▸ Required work
Word for word, give the material below again, minus any images.

--------------------------------------------------

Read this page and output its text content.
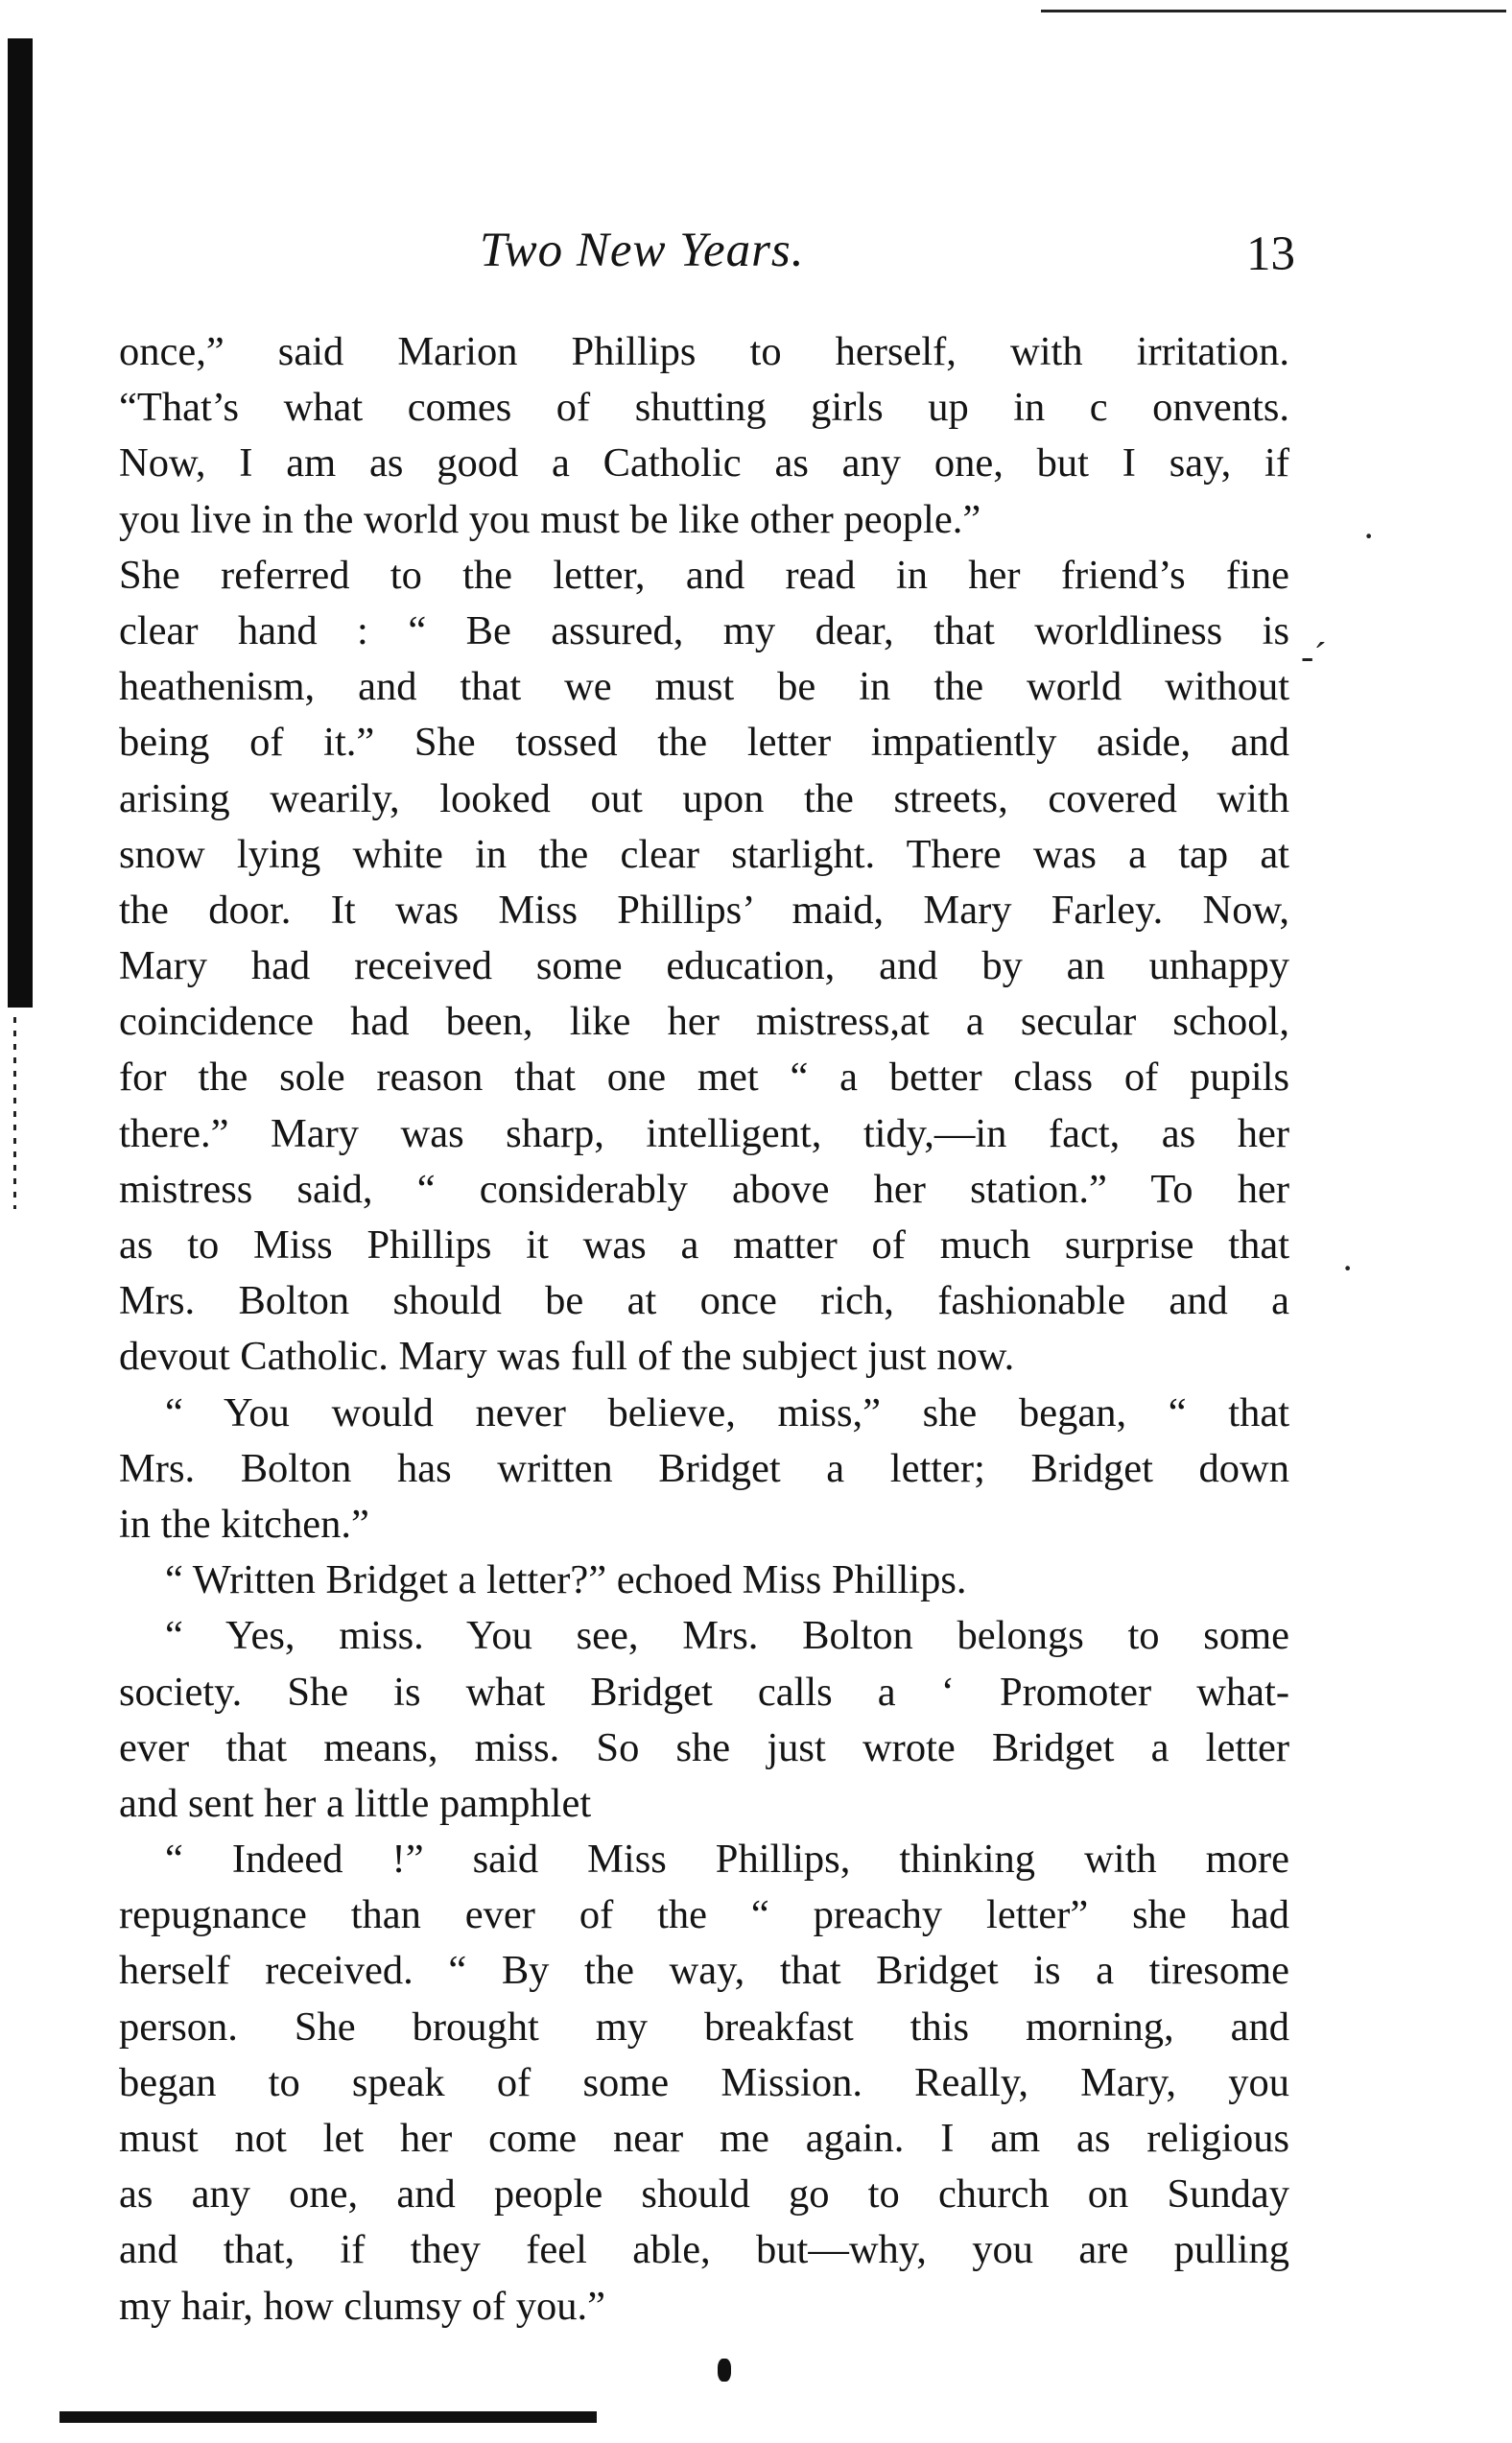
Two New Years.	13
once,” said Marion Phillips to herself, with irritation.
“That’s what comes of shutting girls up in c onvents.
Now, I am as good a Catholic as any one, but I say, if
you live in the world you must be like other people.”
She referred to the letter, and read in her friend’s fine
clear hand : “ Be assured, my dear, that worldliness is
heathenism, and that we must be in the world without
being of it.” She tossed the letter impatiently aside, and
arising wearily, looked out upon the streets, covered with
snow lying white in the clear starlight. There was a tap at
the door. It was Miss Phillips’ maid, Mary Farley. Now,
Mary had received some education, and by an unhappy
coincidence had been, like her mistress,at a secular school,
for the sole reason that one met “ a better class of pupils
there.” Mary was sharp, intelligent, tidy,—in fact, as her
mistress said, “ considerably above her station.” To her
as to Miss Phillips it was a matter of much surprise that
Mrs. Bolton should be at once rich, fashionable and a
devout Catholic. Mary was full of the subject just now.
“ You would never believe, miss,” she began, “ that
Mrs. Bolton has written Bridget a letter; Bridget down
in the kitchen.”
“ Written Bridget a letter?” echoed Miss Phillips.
“ Yes, miss. You see, Mrs. Bolton belongs to some
society. She is what Bridget calls a ‘ Promoter what-
ever that means, miss. So she just wrote Bridget a letter
and sent her a little pamphlet
“ Indeed !” said Miss Phillips, thinking with more
repugnance than ever of the “ preachy letter” she had
herself received. “ By the way, that Bridget is a tiresome
person. She brought my breakfast this morning, and
began to speak of some Mission. Really, Mary, you
must not let her come near me again. I am as religious
as any one, and people should go to church on Sunday
and that, if they feel able, but—why, you are pulling
my hair, how clumsy of you.”
·
-´
·
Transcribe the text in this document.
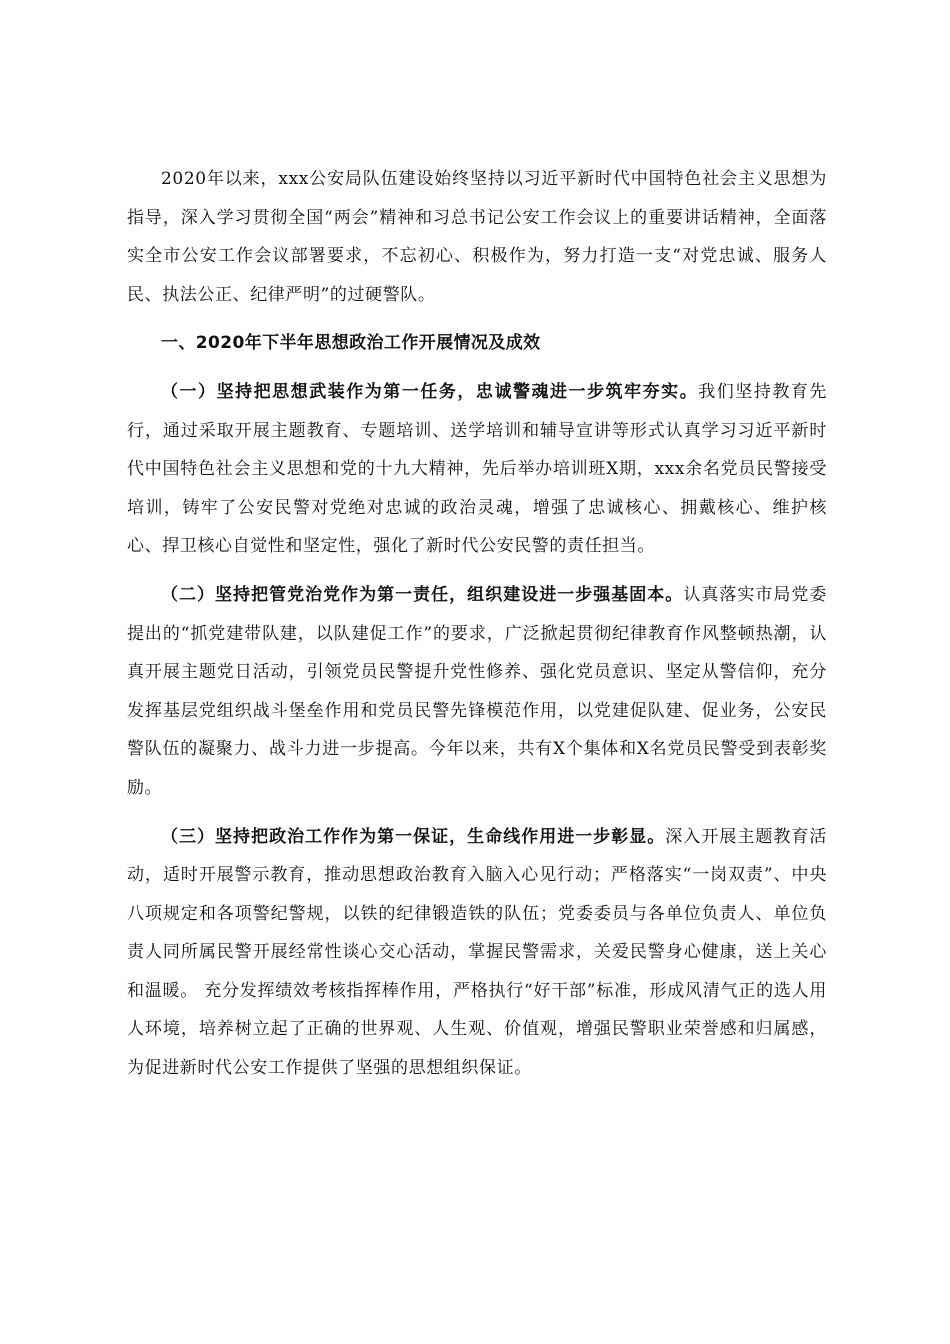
2020年以来，xxx公安局队伍建设始终坚持以习近平新时代中国特色社会主义思想为指导，深入学习贯彻全国“两会”精神和习总书记公安工作会议上的重要讲话精神，全面落实全市公安工作会议部署要求，不忘初心、积极作为，努力打造一支“对党忠诚、服务人民、执法公正、纪律严明”的过硬警队。

一、2020年下半年思想政治工作开展情况及成效

（一）坚持把思想武装作为第一任务，忠诚警魂进一步筑牢夯实。我们坚持教育先行，通过采取开展主题教育、专题培训、送学培训和辅导宣讲等形式认真学习习近平新时代中国特色社会主义思想和党的十九大精神，先后举办培训班X期，xxx余名党员民警接受培训，铸牢了公安民警对党绝对忠诚的政治灵魂，增强了忠诚核心、拥戴核心、维护核心、捍卫核心自觉性和坚定性，强化了新时代公安民警的责任担当。

（二）坚持把管党治党作为第一责任，组织建设进一步强基固本。认真落实市局党委提出的“抓党建带队建，以队建促工作”的要求，广泛掀起贯彻纪律教育作风整顿热潮，认真开展主题党日活动，引领党员民警提升党性修养、强化党员意识、坚定从警信仰，充分发挥基层党组织战斗堡垒作用和党员民警先锋模范作用，以党建促队建、促业务，公安民警队伍的凝聚力、战斗力进一步提高。今年以来，共有X个集体和X名党员民警受到表彰奖励。

（三）坚持把政治工作作为第一保证，生命线作用进一步彰显。深入开展主题教育活动，适时开展警示教育，推动思想政治教育入脑入心见行动；严格落实“一岗双责”、中央八项规定和各项警纪警规，以铁的纪律锻造铁的队伍；党委委员与各单位负责人、单位负责人同所属民警开展经常性谈心交心活动，掌握民警需求，关爱民警身心健康，送上关心和温暖。 充分发挥绩效考核指挥棒作用，严格执行“好干部”标准，形成风清气正的选人用人环境，培养树立起了正确的世界观、人生观、价值观，增强民警职业荣誉感和归属感，为促进新时代公安工作提供了坚强的思想组织保证。
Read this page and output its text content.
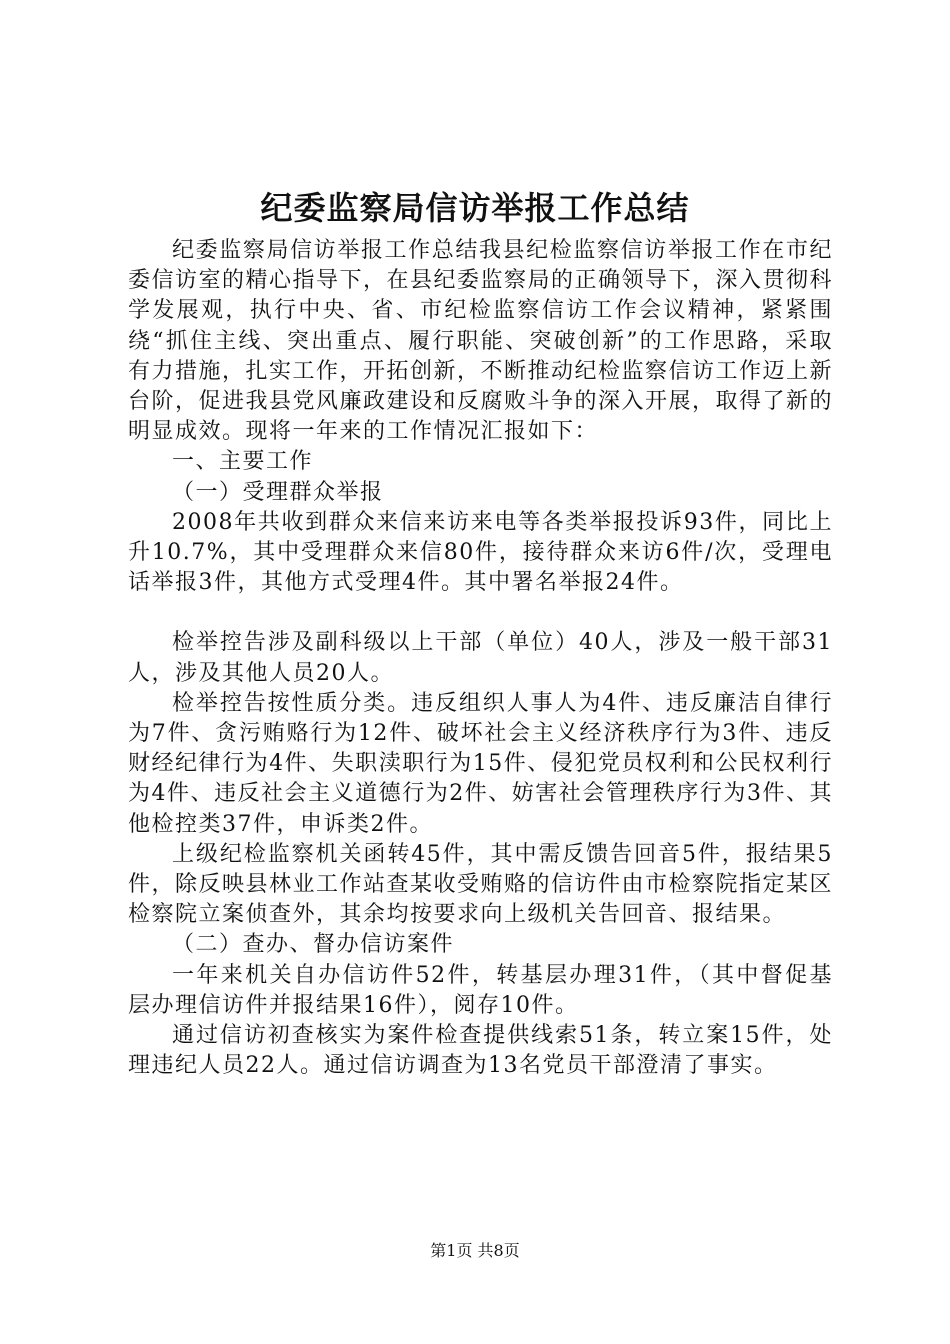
纪委监察局信访举报工作总结

纪委监察局信访举报工作总结我县纪检监察信访举报工作在市纪委信访室的精心指导下，在县纪委监察局的正确领导下，深入贯彻科学发展观，执行中央、省、市纪检监察信访工作会议精神，紧紧围绕“抓住主线、突出重点、履行职能、突破创新”的工作思路，采取有力措施，扎实工作，开拓创新，不断推动纪检监察信访工作迈上新台阶，促进我县党风廉政建设和反腐败斗争的深入开展，取得了新的明显成效。现将一年来的工作情况汇报如下：

一、主要工作

（一）受理群众举报

2008年共收到群众来信来访来电等各类举报投诉93件，同比上升10.7%，其中受理群众来信80件，接待群众来访6件/次，受理电话举报3件，其他方式受理4件。其中署名举报24件。

检举控告涉及副科级以上干部（单位）40人，涉及一般干部31人，涉及其他人员20人。

检举控告按性质分类。违反组织人事人为4件、违反廉洁自律行为7件、贪污贿赂行为12件、破坏社会主义经济秩序行为3件、违反财经纪律行为4件、失职渎职行为15件、侵犯党员权利和公民权利行为4件、违反社会主义道德行为2件、妨害社会管理秩序行为3件、其他检控类37件，申诉类2件。

上级纪检监察机关函转45件，其中需反馈告回音5件，报结果5件，除反映县林业工作站查某收受贿赂的信访件由市检察院指定某区检察院立案侦查外，其余均按要求向上级机关告回音、报结果。

（二）查办、督办信访案件

一年来机关自办信访件52件，转基层办理31件，（其中督促基层办理信访件并报结果16件），阅存10件。

通过信访初查核实为案件检查提供线索51条，转立案15件，处理违纪人员22人。通过信访调查为13名党员干部澄清了事实。

第1页 共8页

--------------------------------------------------

▸ Answer in full
Read this page and output its text content.
Two New Years.	13
once,” said Marion Phillips to herself, with irritation.
“That’s what comes of shutting girls up in c onvents.
Now, I am as good a Catholic as any one, but I say, if
you live in the world you must be like other people.”
She referred to the letter, and read in her friend’s fine
clear hand : “ Be assured, my dear, that worldliness is
heathenism, and that we must be in the world without
being of it.” She tossed the letter impatiently aside, and
arising wearily, looked out upon the streets, covered with
snow lying white in the clear starlight. There was a tap at
the door. It was Miss Phillips’ maid, Mary Farley. Now,
Mary had received some education, and by an unhappy
coincidence had been, like her mistress,at a secular school,
for the sole reason that one met “ a better class of pupils
there.” Mary was sharp, intelligent, tidy,—in fact, as her
mistress said, “ considerably above her station.” To her
as to Miss Phillips it was a matter of much surprise that
Mrs. Bolton should be at once rich, fashionable and a
devout Catholic. Mary was full of the subject just now.
“ You would never believe, miss,” she began, “ that
Mrs. Bolton has written Bridget a letter; Bridget down
in the kitchen.”
“ Written Bridget a letter?” echoed Miss Phillips.
“ Yes, miss. You see, Mrs. Bolton belongs to some
society. She is what Bridget calls a ‘ Promoter what-
ever that means, miss. So she just wrote Bridget a letter
and sent her a little pamphlet
“ Indeed !” said Miss Phillips, thinking with more
repugnance than ever of the “ preachy letter” she had
herself received. “ By the way, that Bridget is a tiresome
person. She brought my breakfast this morning, and
began to speak of some Mission. Really, Mary, you
must not let her come near me again. I am as religious
as any one, and people should go to church on Sunday
and that, if they feel able, but—why, you are pulling
my hair, how clumsy of you.”
·
-´
·
Transcribe the text in this document.
2020年以来，xxx公安局队伍建设始终坚持以习近平新时代中国特色社会主义思想为指导，深入学习贯彻全国“两会”精神和习总书记公安工作会议上的重要讲话精神，全面落实全市公安工作会议部署要求，不忘初心、积极作为，努力打造一支“对党忠诚、服务人民、执法公正、纪律严明”的过硬警队。

一、2020年下半年思想政治工作开展情况及成效

（一）坚持把思想武装作为第一任务，忠诚警魂进一步筑牢夯实。我们坚持教育先行，通过采取开展主题教育、专题培训、送学培训和辅导宣讲等形式认真学习习近平新时代中国特色社会主义思想和党的十九大精神，先后举办培训班X期，xxx余名党员民警接受培训，铸牢了公安民警对党绝对忠诚的政治灵魂，增强了忠诚核心、拥戴核心、维护核心、捍卫核心自觉性和坚定性，强化了新时代公安民警的责任担当。

（二）坚持把管党治党作为第一责任，组织建设进一步强基固本。认真落实市局党委提出的“抓党建带队建，以队建促工作”的要求，广泛掀起贯彻纪律教育作风整顿热潮，认真开展主题党日活动，引领党员民警提升党性修养、强化党员意识、坚定从警信仰，充分发挥基层党组织战斗堡垒作用和党员民警先锋模范作用，以党建促队建、促业务，公安民警队伍的凝聚力、战斗力进一步提高。今年以来，共有X个集体和X名党员民警受到表彰奖励。

（三）坚持把政治工作作为第一保证，生命线作用进一步彰显。深入开展主题教育活动，适时开展警示教育，推动思想政治教育入脑入心见行动；严格落实“一岗双责”、中央八项规定和各项警纪警规，以铁的纪律锻造铁的队伍；党委委员与各单位负责人、单位负责人同所属民警开展经常性谈心交心活动，掌握民警需求，关爱民警身心健康，送上关心和温暖。 充分发挥绩效考核指挥棒作用，严格执行“好干部”标准，形成风清气正的选人用人环境，培养树立起了正确的世界观、人生观、价值观，增强民警职业荣誉感和归属感，为促进新时代公安工作提供了坚强的思想组织保证。
Read this page and output its text content.
纪委监察局信访举报工作总结

纪委监察局信访举报工作总结我县纪检监察信访举报工作在市纪委信访室的精心指导下，在县纪委监察局的正确领导下，深入贯彻科学发展观，执行中央、省、市纪检监察信访工作会议精神，紧紧围绕“抓住主线、突出重点、履行职能、突破创新”的工作思路，采取有力措施，扎实工作，开拓创新，不断推动纪检监察信访工作迈上新台阶，促进我县党风廉政建设和反腐败斗争的深入开展，取得了新的明显成效。现将一年来的工作情况汇报如下：

一、主要工作

（一）受理群众举报

2008年共收到群众来信来访来电等各类举报投诉93件，同比上升10.7%，其中受理群众来信80件，接待群众来访6件/次，受理电话举报3件，其他方式受理4件。其中署名举报24件。

检举控告涉及副科级以上干部（单位）40人，涉及一般干部31人，涉及其他人员20人。

检举控告按性质分类。违反组织人事人为4件、违反廉洁自律行为7件、贪污贿赂行为12件、破坏社会主义经济秩序行为3件、违反财经纪律行为4件、失职渎职行为15件、侵犯党员权利和公民权利行为4件、违反社会主义道德行为2件、妨害社会管理秩序行为3件、其他检控类37件，申诉类2件。

上级纪检监察机关函转45件，其中需反馈告回音5件，报结果5件，除反映县林业工作站查某收受贿赂的信访件由市检察院指定某区检察院立案侦查外，其余均按要求向上级机关告回音、报结果。

（二）查办、督办信访案件

一年来机关自办信访件52件，转基层办理31件，（其中督促基层办理信访件并报结果16件），阅存10件。

通过信访初查核实为案件检查提供线索51条，转立案15件，处理违纪人员22人。通过信访调查为13名党员干部澄清了事实。

第1页 共8页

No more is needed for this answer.